## AVAILABLE RECORDS
--------

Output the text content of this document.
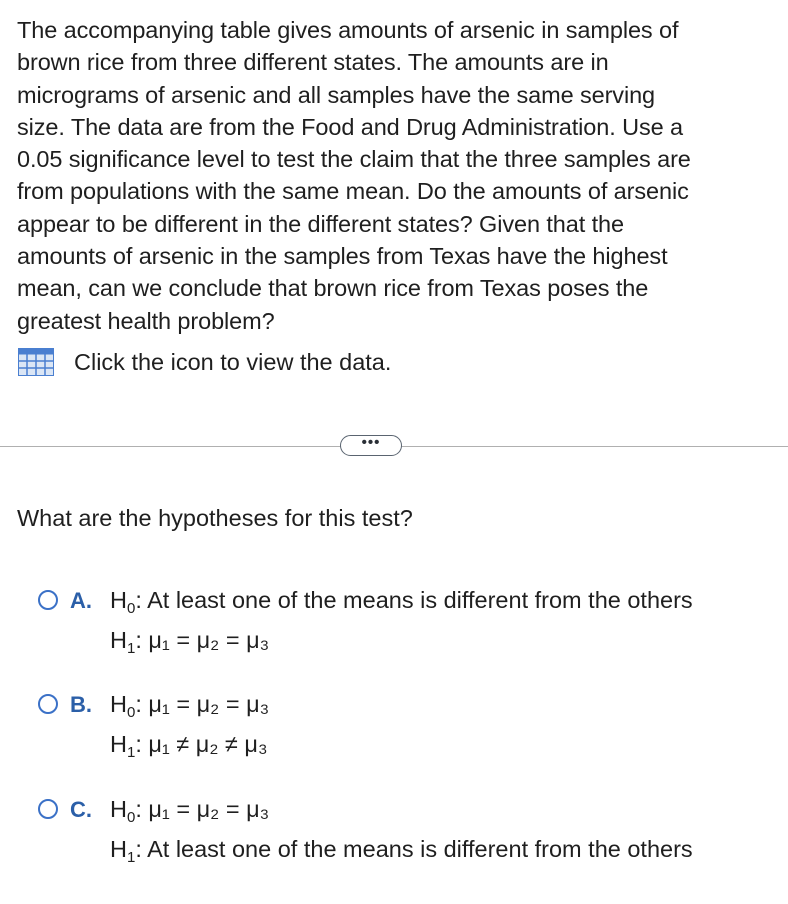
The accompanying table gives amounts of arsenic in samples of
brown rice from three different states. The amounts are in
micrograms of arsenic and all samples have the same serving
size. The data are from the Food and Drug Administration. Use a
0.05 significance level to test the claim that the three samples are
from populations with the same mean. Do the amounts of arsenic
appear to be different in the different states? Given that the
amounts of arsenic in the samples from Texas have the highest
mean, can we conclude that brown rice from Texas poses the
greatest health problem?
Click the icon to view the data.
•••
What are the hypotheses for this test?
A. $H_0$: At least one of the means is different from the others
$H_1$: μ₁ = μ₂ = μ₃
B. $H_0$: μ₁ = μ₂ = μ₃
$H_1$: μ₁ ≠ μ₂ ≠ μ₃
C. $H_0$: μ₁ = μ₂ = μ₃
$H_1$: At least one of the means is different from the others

--------

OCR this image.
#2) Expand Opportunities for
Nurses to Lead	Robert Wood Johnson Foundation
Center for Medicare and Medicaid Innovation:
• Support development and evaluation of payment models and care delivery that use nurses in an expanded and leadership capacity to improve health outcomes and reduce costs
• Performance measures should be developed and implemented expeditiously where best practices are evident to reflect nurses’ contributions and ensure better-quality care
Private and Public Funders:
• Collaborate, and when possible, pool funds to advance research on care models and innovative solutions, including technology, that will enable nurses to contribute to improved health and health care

--------

## EXERCISE DETAILS
Check the records above line by line and tally those holding the string "models". Answer with the number only.

## ANSWER TO THE PROBLEM
2